▶ [Instructions to follow]
Check every line of the material below for the string "text", and return the ones that have it.

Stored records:
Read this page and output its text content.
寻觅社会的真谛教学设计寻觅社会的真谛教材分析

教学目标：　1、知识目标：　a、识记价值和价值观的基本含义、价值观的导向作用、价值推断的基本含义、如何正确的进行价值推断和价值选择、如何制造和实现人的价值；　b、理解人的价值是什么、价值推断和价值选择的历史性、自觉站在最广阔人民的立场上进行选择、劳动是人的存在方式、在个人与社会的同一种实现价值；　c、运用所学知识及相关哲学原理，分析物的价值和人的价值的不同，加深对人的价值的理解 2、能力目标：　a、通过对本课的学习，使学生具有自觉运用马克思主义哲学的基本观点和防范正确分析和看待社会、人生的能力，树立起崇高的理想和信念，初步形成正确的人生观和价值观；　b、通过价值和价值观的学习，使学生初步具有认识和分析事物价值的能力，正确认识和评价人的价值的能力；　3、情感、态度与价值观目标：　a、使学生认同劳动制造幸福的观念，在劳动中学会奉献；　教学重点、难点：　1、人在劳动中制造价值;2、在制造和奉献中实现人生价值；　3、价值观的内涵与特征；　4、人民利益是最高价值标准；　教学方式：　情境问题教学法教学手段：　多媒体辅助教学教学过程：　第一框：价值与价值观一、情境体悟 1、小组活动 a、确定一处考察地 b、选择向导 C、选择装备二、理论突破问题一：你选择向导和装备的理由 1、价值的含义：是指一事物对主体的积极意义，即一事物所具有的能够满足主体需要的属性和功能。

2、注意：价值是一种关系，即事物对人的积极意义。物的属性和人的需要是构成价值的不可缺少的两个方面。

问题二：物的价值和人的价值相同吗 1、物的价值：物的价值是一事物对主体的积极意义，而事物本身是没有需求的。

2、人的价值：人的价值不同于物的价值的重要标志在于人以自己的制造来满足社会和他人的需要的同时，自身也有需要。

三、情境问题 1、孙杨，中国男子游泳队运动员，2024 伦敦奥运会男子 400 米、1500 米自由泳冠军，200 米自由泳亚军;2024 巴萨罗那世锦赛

* * *

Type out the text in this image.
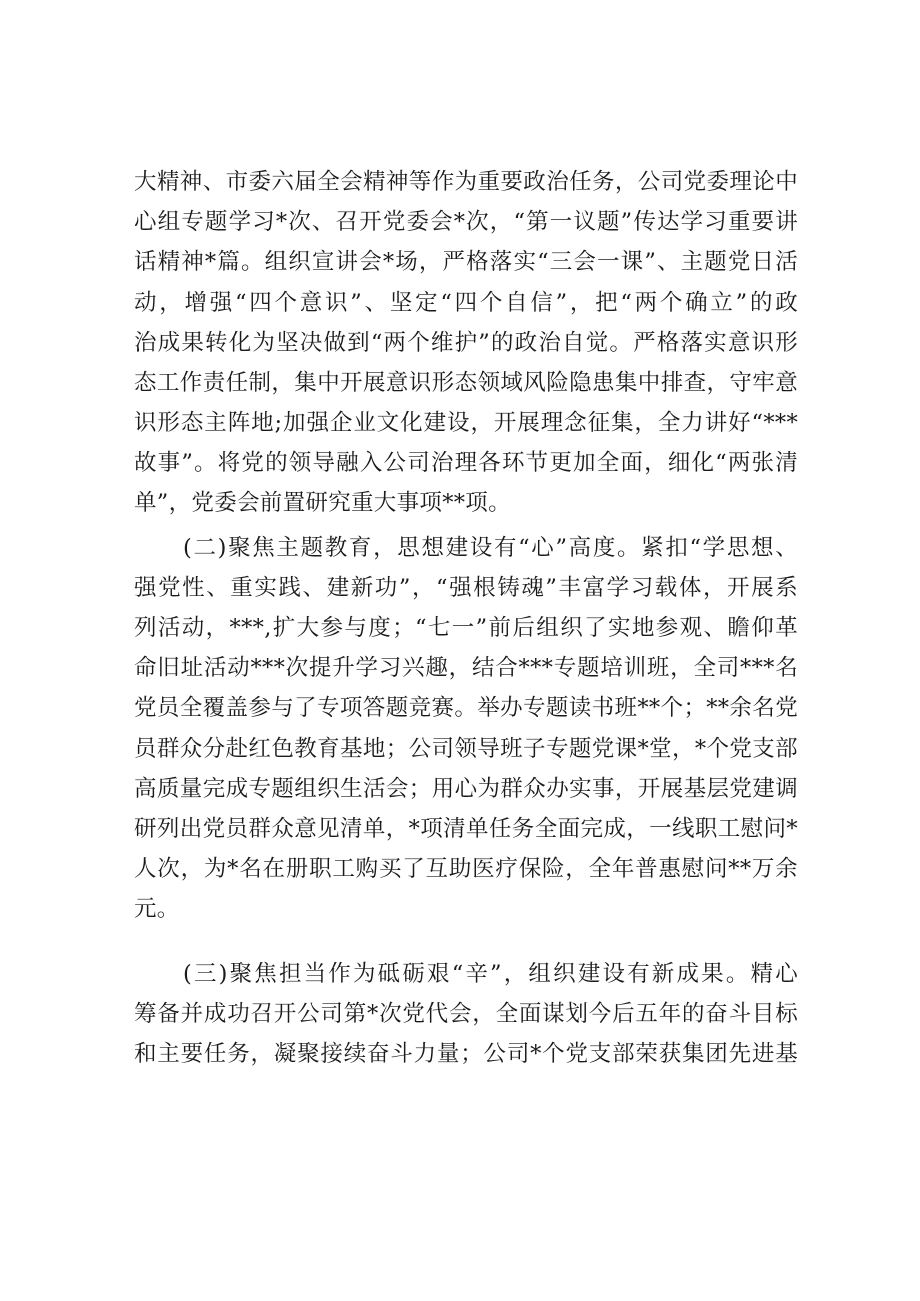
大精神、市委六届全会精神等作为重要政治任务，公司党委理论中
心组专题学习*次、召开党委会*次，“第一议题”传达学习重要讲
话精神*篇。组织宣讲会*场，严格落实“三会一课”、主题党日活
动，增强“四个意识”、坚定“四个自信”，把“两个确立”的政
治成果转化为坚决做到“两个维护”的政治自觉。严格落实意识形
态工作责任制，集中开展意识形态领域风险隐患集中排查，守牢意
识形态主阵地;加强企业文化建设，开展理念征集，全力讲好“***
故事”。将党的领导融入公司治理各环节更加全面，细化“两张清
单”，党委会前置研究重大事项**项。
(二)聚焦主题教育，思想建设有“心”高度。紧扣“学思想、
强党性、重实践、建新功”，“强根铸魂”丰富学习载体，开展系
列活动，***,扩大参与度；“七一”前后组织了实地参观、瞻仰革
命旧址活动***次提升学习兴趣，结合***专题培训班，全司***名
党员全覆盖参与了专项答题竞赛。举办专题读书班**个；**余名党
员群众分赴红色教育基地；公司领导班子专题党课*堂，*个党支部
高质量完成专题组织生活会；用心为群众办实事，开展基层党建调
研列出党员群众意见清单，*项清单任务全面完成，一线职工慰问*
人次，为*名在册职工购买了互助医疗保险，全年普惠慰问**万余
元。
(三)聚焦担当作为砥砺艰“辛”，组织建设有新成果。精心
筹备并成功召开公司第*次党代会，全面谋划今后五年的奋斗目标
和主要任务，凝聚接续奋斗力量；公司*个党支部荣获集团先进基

▶ [Final result]
Read this page and output its text content.
Type out the text in this image.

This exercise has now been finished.